TASK DETAILS
Could you copy every line from the material below in which "against" appears?

GIVEN RECORDS

::::::::::

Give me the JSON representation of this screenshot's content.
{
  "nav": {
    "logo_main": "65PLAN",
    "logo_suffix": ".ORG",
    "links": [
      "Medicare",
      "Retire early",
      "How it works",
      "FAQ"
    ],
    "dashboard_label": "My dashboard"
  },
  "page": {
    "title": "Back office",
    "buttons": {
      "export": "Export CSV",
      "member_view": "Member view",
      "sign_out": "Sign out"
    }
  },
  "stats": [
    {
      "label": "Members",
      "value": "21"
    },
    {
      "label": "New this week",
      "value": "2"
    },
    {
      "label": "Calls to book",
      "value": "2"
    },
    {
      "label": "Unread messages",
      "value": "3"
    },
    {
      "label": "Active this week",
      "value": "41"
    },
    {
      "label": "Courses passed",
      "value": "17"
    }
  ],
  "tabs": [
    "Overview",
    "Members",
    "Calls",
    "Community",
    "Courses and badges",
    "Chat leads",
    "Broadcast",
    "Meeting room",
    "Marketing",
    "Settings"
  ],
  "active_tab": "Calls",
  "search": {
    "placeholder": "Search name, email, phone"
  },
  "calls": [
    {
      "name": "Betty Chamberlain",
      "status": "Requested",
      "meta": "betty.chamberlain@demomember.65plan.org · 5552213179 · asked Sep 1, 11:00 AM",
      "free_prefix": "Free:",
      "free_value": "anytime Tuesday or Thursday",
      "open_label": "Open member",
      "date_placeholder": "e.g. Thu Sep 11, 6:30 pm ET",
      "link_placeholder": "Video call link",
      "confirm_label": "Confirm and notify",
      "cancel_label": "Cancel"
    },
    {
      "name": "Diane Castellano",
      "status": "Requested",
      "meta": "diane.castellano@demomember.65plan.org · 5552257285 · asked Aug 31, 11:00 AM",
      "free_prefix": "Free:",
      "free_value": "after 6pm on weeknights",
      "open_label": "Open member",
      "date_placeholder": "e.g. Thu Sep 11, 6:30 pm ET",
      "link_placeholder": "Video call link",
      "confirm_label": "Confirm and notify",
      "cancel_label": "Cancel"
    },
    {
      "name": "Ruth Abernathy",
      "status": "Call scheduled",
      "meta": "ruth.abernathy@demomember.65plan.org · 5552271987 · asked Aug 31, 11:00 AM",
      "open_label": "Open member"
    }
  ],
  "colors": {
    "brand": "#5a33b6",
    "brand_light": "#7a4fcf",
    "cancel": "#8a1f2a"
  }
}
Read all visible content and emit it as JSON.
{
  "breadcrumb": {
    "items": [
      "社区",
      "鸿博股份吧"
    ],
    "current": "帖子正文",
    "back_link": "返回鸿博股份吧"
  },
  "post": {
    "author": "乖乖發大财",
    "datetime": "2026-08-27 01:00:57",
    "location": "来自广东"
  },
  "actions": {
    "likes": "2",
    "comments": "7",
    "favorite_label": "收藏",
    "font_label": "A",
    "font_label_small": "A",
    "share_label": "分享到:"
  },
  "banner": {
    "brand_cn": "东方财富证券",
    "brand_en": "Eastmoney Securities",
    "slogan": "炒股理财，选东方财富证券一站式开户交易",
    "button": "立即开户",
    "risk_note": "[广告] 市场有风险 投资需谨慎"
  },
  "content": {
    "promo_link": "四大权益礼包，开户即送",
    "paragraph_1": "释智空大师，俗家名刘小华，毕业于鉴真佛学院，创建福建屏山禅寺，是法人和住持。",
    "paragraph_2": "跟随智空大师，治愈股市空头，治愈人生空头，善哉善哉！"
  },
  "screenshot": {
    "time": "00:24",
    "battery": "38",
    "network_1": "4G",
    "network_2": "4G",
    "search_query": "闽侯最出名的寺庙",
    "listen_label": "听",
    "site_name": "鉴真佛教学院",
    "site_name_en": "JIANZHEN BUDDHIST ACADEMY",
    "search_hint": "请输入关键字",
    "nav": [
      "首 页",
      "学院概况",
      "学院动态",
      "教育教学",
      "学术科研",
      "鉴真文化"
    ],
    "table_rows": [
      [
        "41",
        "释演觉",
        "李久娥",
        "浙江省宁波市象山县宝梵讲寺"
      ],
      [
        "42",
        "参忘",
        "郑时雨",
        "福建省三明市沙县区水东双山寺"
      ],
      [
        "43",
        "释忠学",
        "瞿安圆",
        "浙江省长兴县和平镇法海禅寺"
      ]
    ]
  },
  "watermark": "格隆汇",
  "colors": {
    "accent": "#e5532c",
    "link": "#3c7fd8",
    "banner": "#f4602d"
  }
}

::::::::::

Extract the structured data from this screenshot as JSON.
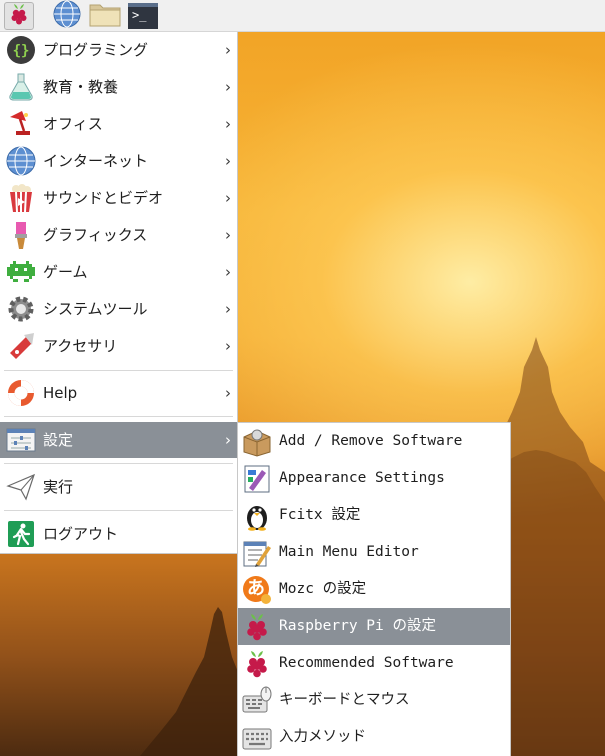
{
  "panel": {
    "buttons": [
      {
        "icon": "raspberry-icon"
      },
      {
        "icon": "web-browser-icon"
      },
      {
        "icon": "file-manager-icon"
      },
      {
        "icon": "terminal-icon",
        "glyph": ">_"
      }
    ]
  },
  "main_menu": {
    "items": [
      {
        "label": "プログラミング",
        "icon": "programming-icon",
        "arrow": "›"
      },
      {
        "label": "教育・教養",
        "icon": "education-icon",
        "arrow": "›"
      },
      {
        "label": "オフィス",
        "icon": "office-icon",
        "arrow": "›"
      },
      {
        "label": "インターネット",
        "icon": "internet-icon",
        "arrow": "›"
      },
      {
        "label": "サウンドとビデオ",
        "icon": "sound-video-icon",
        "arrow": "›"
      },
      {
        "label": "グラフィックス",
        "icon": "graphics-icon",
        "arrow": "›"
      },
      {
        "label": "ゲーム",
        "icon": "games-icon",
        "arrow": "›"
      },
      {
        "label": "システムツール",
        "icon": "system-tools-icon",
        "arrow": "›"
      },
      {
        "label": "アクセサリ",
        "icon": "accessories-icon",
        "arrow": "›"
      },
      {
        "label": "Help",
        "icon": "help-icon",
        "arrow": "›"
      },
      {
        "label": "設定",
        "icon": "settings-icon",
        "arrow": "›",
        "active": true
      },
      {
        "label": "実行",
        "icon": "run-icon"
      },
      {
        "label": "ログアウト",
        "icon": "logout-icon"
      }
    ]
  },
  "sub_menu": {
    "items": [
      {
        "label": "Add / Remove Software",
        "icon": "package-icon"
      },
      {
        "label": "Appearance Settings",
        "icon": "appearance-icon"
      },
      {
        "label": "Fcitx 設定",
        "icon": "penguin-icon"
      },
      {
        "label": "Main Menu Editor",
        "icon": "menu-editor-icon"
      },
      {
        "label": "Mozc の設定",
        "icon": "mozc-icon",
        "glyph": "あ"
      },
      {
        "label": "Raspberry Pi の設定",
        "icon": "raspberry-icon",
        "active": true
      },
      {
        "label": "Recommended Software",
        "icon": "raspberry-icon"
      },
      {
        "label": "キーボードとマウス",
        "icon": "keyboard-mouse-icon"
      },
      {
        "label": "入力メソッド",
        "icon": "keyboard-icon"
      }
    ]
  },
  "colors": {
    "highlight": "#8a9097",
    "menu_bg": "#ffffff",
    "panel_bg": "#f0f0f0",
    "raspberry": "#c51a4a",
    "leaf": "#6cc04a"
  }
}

::::::::::

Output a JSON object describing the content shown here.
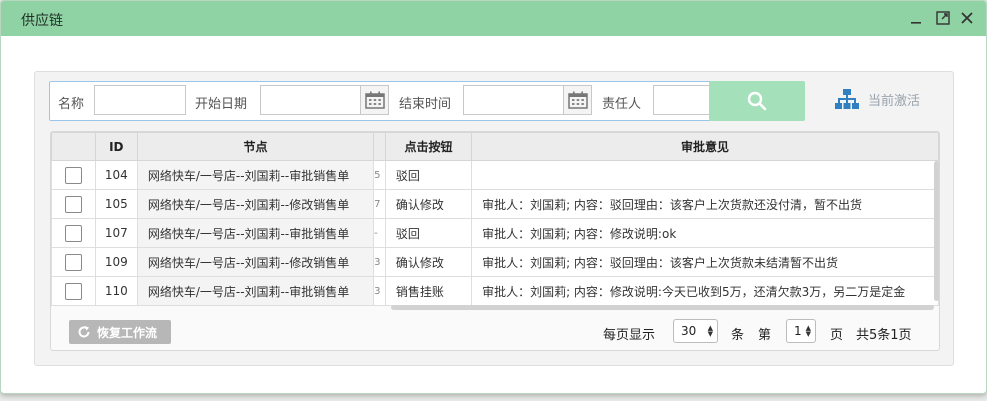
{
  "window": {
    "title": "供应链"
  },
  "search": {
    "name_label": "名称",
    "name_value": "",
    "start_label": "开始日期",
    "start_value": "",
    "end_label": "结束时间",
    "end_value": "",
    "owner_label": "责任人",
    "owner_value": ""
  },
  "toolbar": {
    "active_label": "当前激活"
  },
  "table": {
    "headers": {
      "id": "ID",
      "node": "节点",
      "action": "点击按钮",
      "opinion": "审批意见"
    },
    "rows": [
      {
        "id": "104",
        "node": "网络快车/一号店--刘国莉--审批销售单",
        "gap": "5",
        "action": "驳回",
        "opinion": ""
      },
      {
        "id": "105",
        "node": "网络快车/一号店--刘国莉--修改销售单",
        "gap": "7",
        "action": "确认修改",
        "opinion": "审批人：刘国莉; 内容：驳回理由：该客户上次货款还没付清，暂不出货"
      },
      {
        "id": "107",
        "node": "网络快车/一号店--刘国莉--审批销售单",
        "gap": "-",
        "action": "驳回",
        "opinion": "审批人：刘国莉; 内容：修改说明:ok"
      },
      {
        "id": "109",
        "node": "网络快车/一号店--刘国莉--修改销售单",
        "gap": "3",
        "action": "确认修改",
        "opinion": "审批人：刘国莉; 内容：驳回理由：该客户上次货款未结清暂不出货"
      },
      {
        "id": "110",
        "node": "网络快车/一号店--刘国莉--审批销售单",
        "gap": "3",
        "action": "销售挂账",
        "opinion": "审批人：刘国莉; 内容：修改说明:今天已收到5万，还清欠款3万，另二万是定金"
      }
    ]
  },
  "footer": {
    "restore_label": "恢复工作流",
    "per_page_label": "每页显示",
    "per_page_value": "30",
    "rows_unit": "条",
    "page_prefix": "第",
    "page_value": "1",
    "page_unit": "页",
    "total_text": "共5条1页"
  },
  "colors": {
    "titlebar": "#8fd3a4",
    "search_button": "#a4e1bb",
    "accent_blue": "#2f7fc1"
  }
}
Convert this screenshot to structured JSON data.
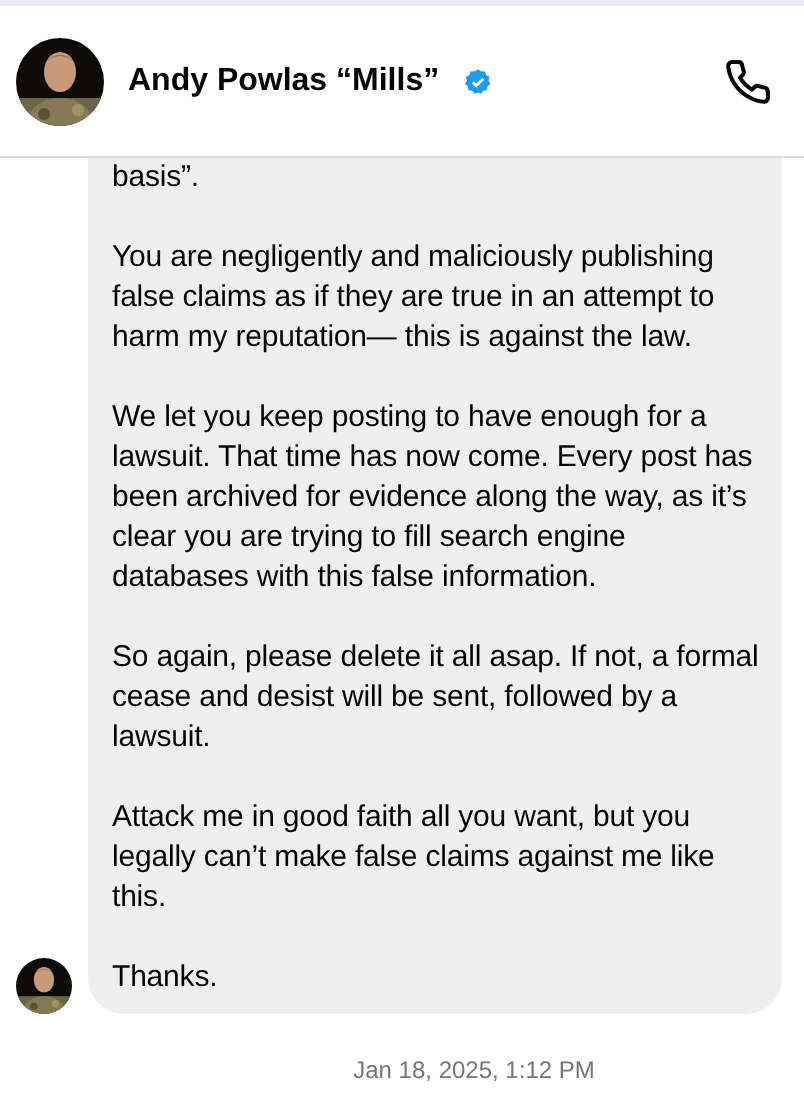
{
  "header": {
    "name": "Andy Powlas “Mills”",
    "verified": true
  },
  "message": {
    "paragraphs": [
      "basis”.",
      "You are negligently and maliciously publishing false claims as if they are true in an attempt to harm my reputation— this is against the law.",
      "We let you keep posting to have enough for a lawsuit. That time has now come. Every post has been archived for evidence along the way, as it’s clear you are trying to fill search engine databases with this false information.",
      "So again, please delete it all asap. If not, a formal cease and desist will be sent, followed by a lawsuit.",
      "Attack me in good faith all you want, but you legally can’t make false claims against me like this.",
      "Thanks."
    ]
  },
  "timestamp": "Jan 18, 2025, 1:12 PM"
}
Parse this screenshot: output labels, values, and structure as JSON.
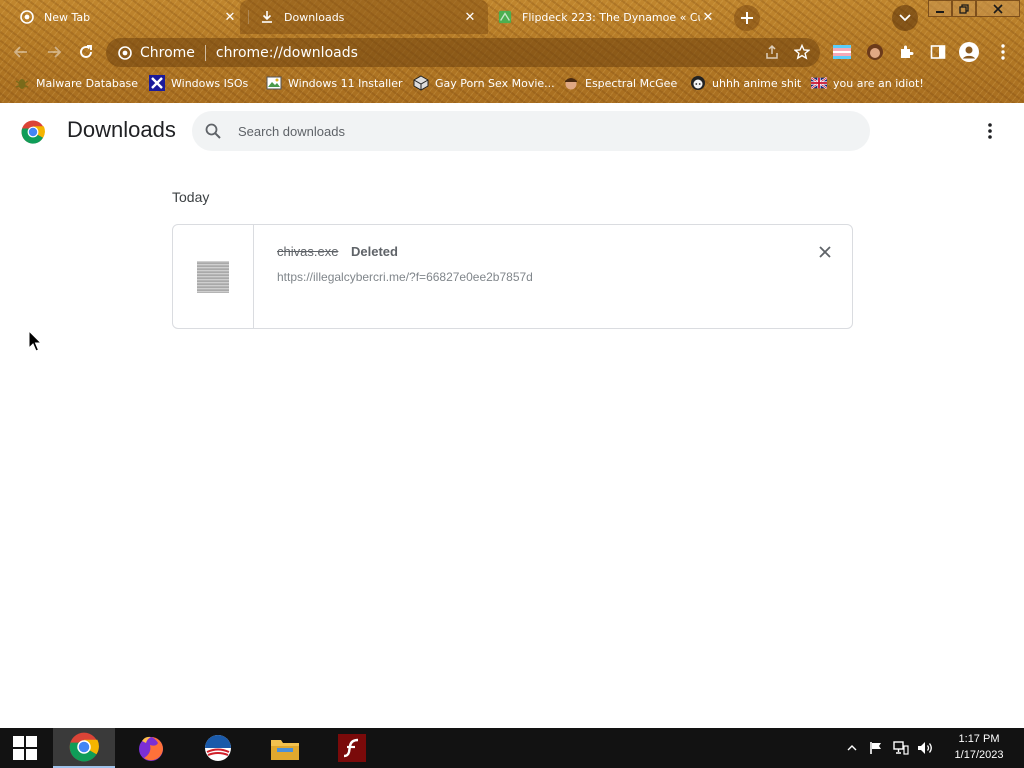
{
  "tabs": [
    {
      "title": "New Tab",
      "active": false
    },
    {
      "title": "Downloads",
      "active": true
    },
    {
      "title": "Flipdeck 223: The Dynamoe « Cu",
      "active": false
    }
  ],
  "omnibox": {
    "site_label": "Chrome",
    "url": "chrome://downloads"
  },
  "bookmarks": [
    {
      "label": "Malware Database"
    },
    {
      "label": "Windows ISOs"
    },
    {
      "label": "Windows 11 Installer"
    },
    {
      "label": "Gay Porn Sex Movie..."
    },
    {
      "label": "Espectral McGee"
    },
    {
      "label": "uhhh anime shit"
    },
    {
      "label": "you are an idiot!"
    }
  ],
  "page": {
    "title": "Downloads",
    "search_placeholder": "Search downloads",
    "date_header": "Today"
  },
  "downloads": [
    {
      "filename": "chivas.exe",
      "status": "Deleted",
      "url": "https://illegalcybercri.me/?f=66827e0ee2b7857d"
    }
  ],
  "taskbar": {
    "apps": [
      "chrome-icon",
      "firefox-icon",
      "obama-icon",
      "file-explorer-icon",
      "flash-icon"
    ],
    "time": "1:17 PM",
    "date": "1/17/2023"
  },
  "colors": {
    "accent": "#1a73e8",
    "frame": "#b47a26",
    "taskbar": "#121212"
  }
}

::::::::::

WRITTEN ANSWER
      "You are negligently and maliciously publishing false claims as if they are true in an attempt to harm my reputation— this is against the law.",
      "Attack me in good faith all you want, but you legally can’t make false claims against me like this.",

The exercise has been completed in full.